Stated task -
Gather all lines from the material that contain "veitrafikk".

Data records:
* begin *

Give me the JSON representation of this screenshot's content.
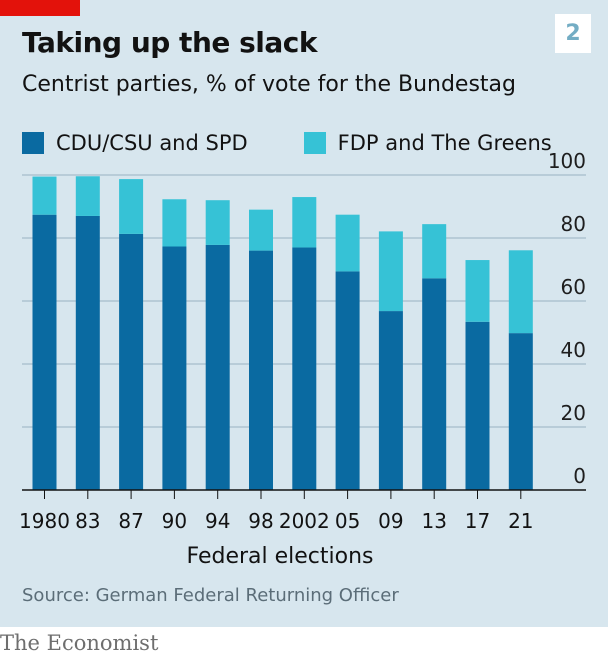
{
  "header": {
    "title": "Taking up the slack",
    "subtitle": "Centrist parties, % of vote for the Bundestag",
    "badge": "2"
  },
  "footer": {
    "source": "Source: German Federal Returning Officer",
    "brand": "The Economist"
  },
  "colors": {
    "panel": "#d7e6ee",
    "major": "#0a6aa1",
    "minor": "#36c2d6",
    "accent": "#e3120b",
    "grid": "#9ab3c2"
  },
  "chart_data": {
    "type": "bar",
    "stacked": true,
    "title": "Taking up the slack",
    "subtitle": "Centrist parties, % of vote for the Bundestag",
    "xlabel": "Federal elections",
    "ylabel": "",
    "ylim": [
      0,
      100
    ],
    "yticks": [
      0,
      20,
      40,
      60,
      80,
      100
    ],
    "grid": true,
    "legend": "top-left",
    "categories": [
      "1980",
      "83",
      "87",
      "90",
      "94",
      "98",
      "2002",
      "05",
      "09",
      "13",
      "17",
      "21"
    ],
    "series": [
      {
        "name": "CDU/CSU and SPD",
        "values": [
          87.4,
          87.0,
          81.3,
          77.3,
          77.8,
          76.0,
          77.0,
          69.4,
          56.8,
          67.2,
          53.4,
          49.8
        ]
      },
      {
        "name": "FDP and The Greens",
        "values": [
          12.1,
          12.6,
          17.4,
          15.0,
          14.2,
          13.0,
          16.0,
          18.0,
          25.3,
          17.2,
          19.6,
          26.3
        ]
      }
    ]
  }
}
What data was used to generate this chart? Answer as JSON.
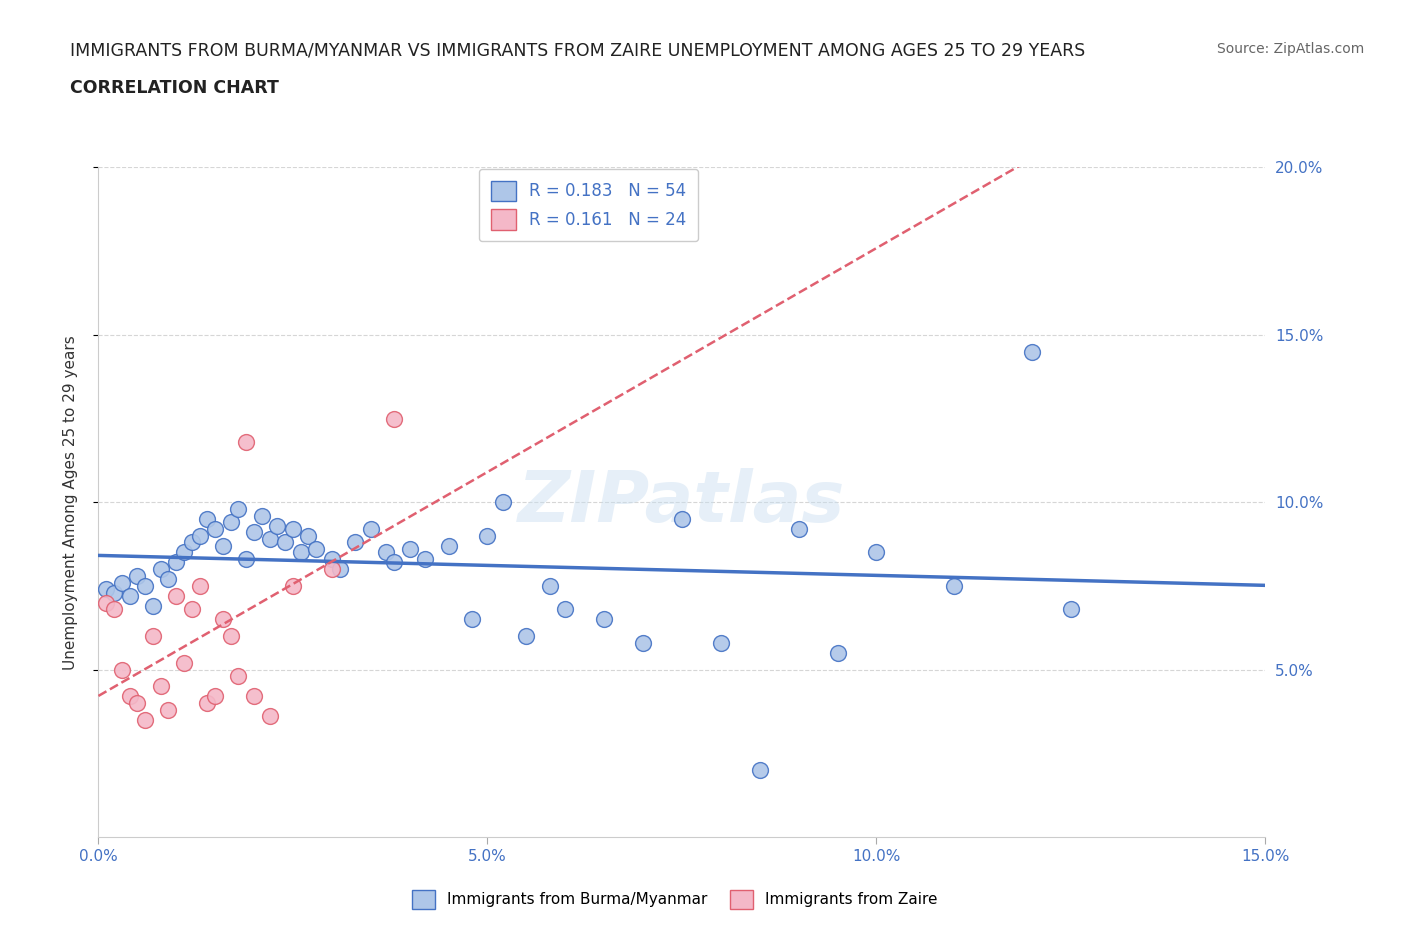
{
  "title_line1": "IMMIGRANTS FROM BURMA/MYANMAR VS IMMIGRANTS FROM ZAIRE UNEMPLOYMENT AMONG AGES 25 TO 29 YEARS",
  "title_line2": "CORRELATION CHART",
  "source": "Source: ZipAtlas.com",
  "ylabel": "Unemployment Among Ages 25 to 29 years",
  "xlim": [
    0.0,
    0.15
  ],
  "ylim": [
    0.0,
    0.2
  ],
  "xticks": [
    0.0,
    0.05,
    0.1,
    0.15
  ],
  "xticklabels": [
    "0.0%",
    "5.0%",
    "10.0%",
    "15.0%"
  ],
  "ytick_right_labels": [
    "20.0%",
    "15.0%",
    "10.0%",
    "5.0%"
  ],
  "ytick_right_positions": [
    0.2,
    0.15,
    0.1,
    0.05
  ],
  "watermark": "ZIPatlas",
  "legend_entries": [
    {
      "label": "R = 0.183   N = 54",
      "color": "#aec6e8"
    },
    {
      "label": "R = 0.161   N = 24",
      "color": "#f4b8c8"
    }
  ],
  "burma_scatter_x": [
    0.001,
    0.002,
    0.003,
    0.004,
    0.005,
    0.006,
    0.007,
    0.008,
    0.009,
    0.01,
    0.011,
    0.012,
    0.013,
    0.014,
    0.015,
    0.016,
    0.017,
    0.018,
    0.019,
    0.02,
    0.021,
    0.022,
    0.023,
    0.024,
    0.025,
    0.026,
    0.027,
    0.028,
    0.03,
    0.031,
    0.033,
    0.035,
    0.037,
    0.038,
    0.04,
    0.042,
    0.045,
    0.048,
    0.05,
    0.052,
    0.055,
    0.058,
    0.06,
    0.065,
    0.07,
    0.075,
    0.08,
    0.085,
    0.09,
    0.095,
    0.1,
    0.11,
    0.12,
    0.125
  ],
  "burma_scatter_y": [
    0.074,
    0.073,
    0.076,
    0.072,
    0.078,
    0.075,
    0.069,
    0.08,
    0.077,
    0.082,
    0.085,
    0.088,
    0.09,
    0.095,
    0.092,
    0.087,
    0.094,
    0.098,
    0.083,
    0.091,
    0.096,
    0.089,
    0.093,
    0.088,
    0.092,
    0.085,
    0.09,
    0.086,
    0.083,
    0.08,
    0.088,
    0.092,
    0.085,
    0.082,
    0.086,
    0.083,
    0.087,
    0.065,
    0.09,
    0.1,
    0.06,
    0.075,
    0.068,
    0.065,
    0.058,
    0.095,
    0.058,
    0.02,
    0.092,
    0.055,
    0.085,
    0.075,
    0.145,
    0.068
  ],
  "zaire_scatter_x": [
    0.001,
    0.002,
    0.003,
    0.004,
    0.005,
    0.006,
    0.007,
    0.008,
    0.009,
    0.01,
    0.011,
    0.012,
    0.013,
    0.014,
    0.015,
    0.016,
    0.017,
    0.018,
    0.019,
    0.02,
    0.022,
    0.025,
    0.03,
    0.038
  ],
  "zaire_scatter_y": [
    0.07,
    0.068,
    0.05,
    0.042,
    0.04,
    0.035,
    0.06,
    0.045,
    0.038,
    0.072,
    0.052,
    0.068,
    0.075,
    0.04,
    0.042,
    0.065,
    0.06,
    0.048,
    0.118,
    0.042,
    0.036,
    0.075,
    0.08,
    0.125
  ],
  "burma_color": "#4472c4",
  "burma_scatter_color": "#aec6e8",
  "zaire_color": "#e06070",
  "zaire_scatter_color": "#f4b8c8",
  "grid_color": "#cccccc",
  "background_color": "#ffffff"
}
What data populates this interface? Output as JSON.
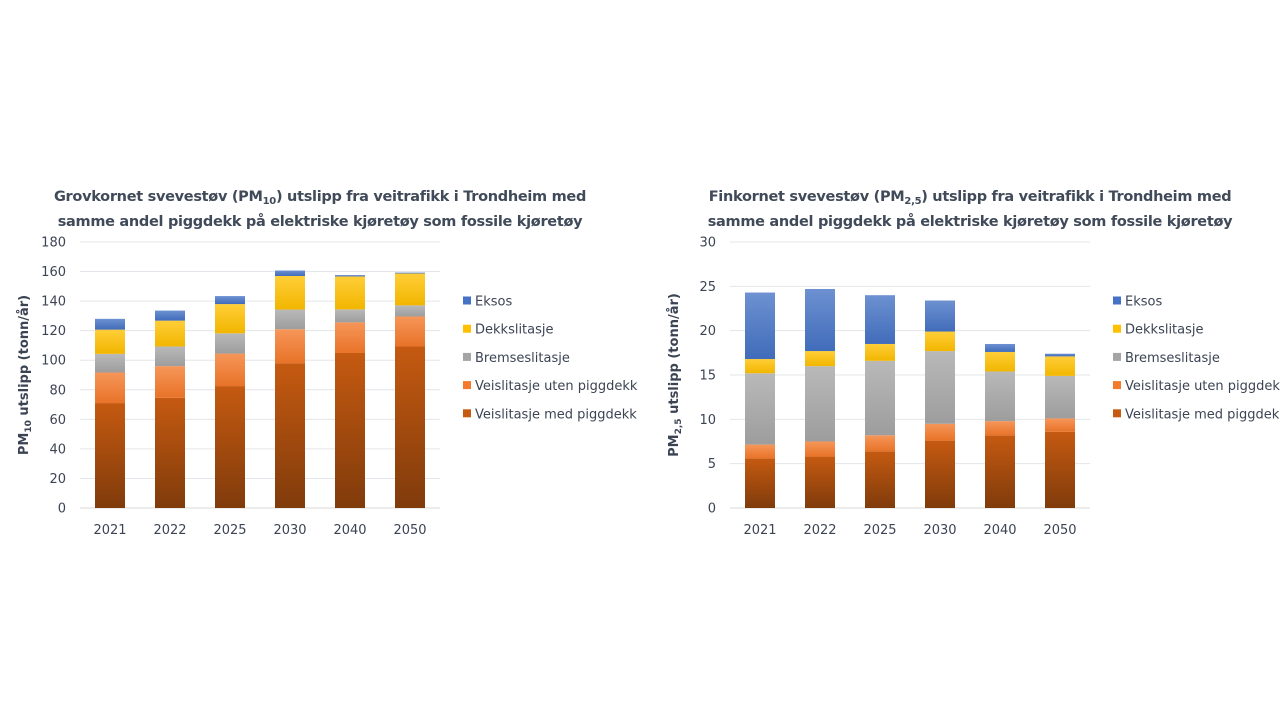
{
  "chart_data": [
    {
      "type": "bar",
      "stacked": true,
      "title_parts": {
        "pre": "Grovkornet svevestøv (PM",
        "sub": "10",
        "post": ") utslipp fra veitrafikk i Trondheim med",
        "line2": "samme andel piggdekk på elektriske kjøretøy som fossile kjøretøy"
      },
      "title": "Grovkornet svevestøv (PM10) utslipp fra veitrafikk i Trondheim med samme andel piggdekk på elektriske kjøretøy som fossile kjøretøy",
      "ylabel_parts": {
        "pre": "PM",
        "sub": "10",
        "post": " utslipp (tonn/år)"
      },
      "ylabel": "PM10 utslipp (tonn/år)",
      "xlabel": "",
      "categories": [
        "2021",
        "2022",
        "2025",
        "2030",
        "2040",
        "2050"
      ],
      "ylim": [
        0,
        180
      ],
      "yticks": [
        0,
        20,
        40,
        60,
        80,
        100,
        120,
        140,
        160,
        180
      ],
      "grid": true,
      "legend_position": "right",
      "series": [
        {
          "name": "Veislitasje med piggdekk",
          "color": "#c55a11",
          "values": [
            71,
            74.6,
            82.5,
            98,
            104.9,
            109.3
          ]
        },
        {
          "name": "Veislitasje uten piggdekk",
          "color": "#f4792a",
          "values": [
            20.7,
            21.4,
            22,
            23,
            20.7,
            20.3
          ]
        },
        {
          "name": "Bremseslitasje",
          "color": "#a5a5a5",
          "values": [
            12.6,
            13.3,
            13.7,
            13.3,
            8.8,
            7.5
          ]
        },
        {
          "name": "Dekkslitasje",
          "color": "#ffc000",
          "values": [
            16.4,
            17.5,
            19.8,
            22.7,
            22.3,
            21.6
          ]
        },
        {
          "name": "Eksos",
          "color": "#4472c4",
          "values": [
            7.3,
            6.8,
            5.4,
            3.7,
            0.9,
            0.6
          ]
        }
      ]
    },
    {
      "type": "bar",
      "stacked": true,
      "title_parts": {
        "pre": "Finkornet svevestøv (PM",
        "sub": "2,5",
        "post": ") utslipp fra veitrafikk i Trondheim med",
        "line2": "samme andel piggdekk på elektriske kjøretøy som fossile kjøretøy"
      },
      "title": "Finkornet svevestøv (PM2,5) utslipp fra veitrafikk i Trondheim med samme andel piggdekk på elektriske kjøretøy som fossile kjøretøy",
      "ylabel_parts": {
        "pre": "PM",
        "sub": "2,5",
        "post": " utslipp (tonn/år)"
      },
      "ylabel": "PM2,5 utslipp (tonn/år)",
      "xlabel": "",
      "categories": [
        "2021",
        "2022",
        "2025",
        "2030",
        "2040",
        "2050"
      ],
      "ylim": [
        0,
        30
      ],
      "yticks": [
        0,
        5,
        10,
        15,
        20,
        25,
        30
      ],
      "grid": true,
      "legend_position": "right",
      "series": [
        {
          "name": "Veislitasje med piggdekk",
          "color": "#c55a11",
          "values": [
            5.6,
            5.8,
            6.4,
            7.6,
            8.2,
            8.6
          ]
        },
        {
          "name": "Veislitasje uten piggdekk",
          "color": "#f4792a",
          "values": [
            1.55,
            1.7,
            1.8,
            1.9,
            1.6,
            1.5
          ]
        },
        {
          "name": "Bremseslitasje",
          "color": "#a5a5a5",
          "values": [
            8.05,
            8.5,
            8.4,
            8.2,
            5.6,
            4.8
          ]
        },
        {
          "name": "Dekkslitasje",
          "color": "#ffc000",
          "values": [
            1.6,
            1.7,
            1.9,
            2.2,
            2.2,
            2.2
          ]
        },
        {
          "name": "Eksos",
          "color": "#4472c4",
          "values": [
            7.5,
            7.0,
            5.5,
            3.5,
            0.9,
            0.3
          ]
        }
      ]
    }
  ]
}
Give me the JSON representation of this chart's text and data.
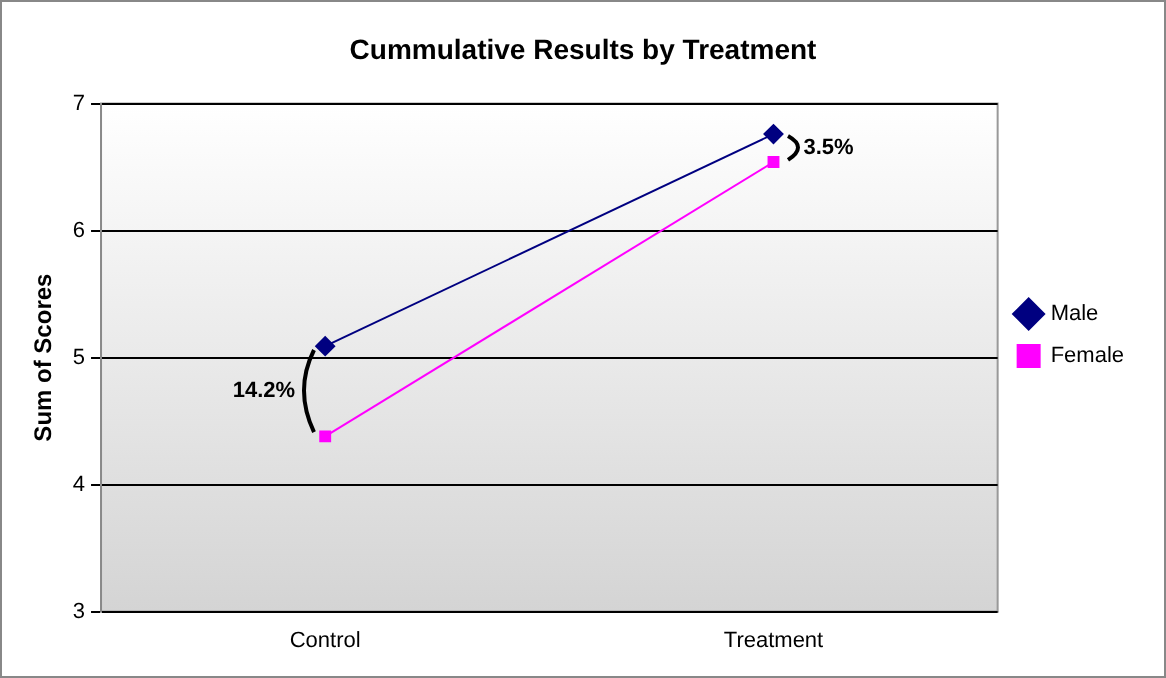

* end *

Full output -
        "post": ") utslipp fra veitrafikk i Trondheim med",
      "title": "Grovkornet svevestøv (PM10) utslipp fra veitrafikk i Trondheim med samme andel piggdekk på elektriske kjøretøy som fossile kjøretøy",
        "post": ") utslipp fra veitrafikk i Trondheim med",
      "title": "Finkornet svevestøv (PM2,5) utslipp fra veitrafikk i Trondheim med samme andel piggdekk på elektriske kjøretøy som fossile kjøretøy",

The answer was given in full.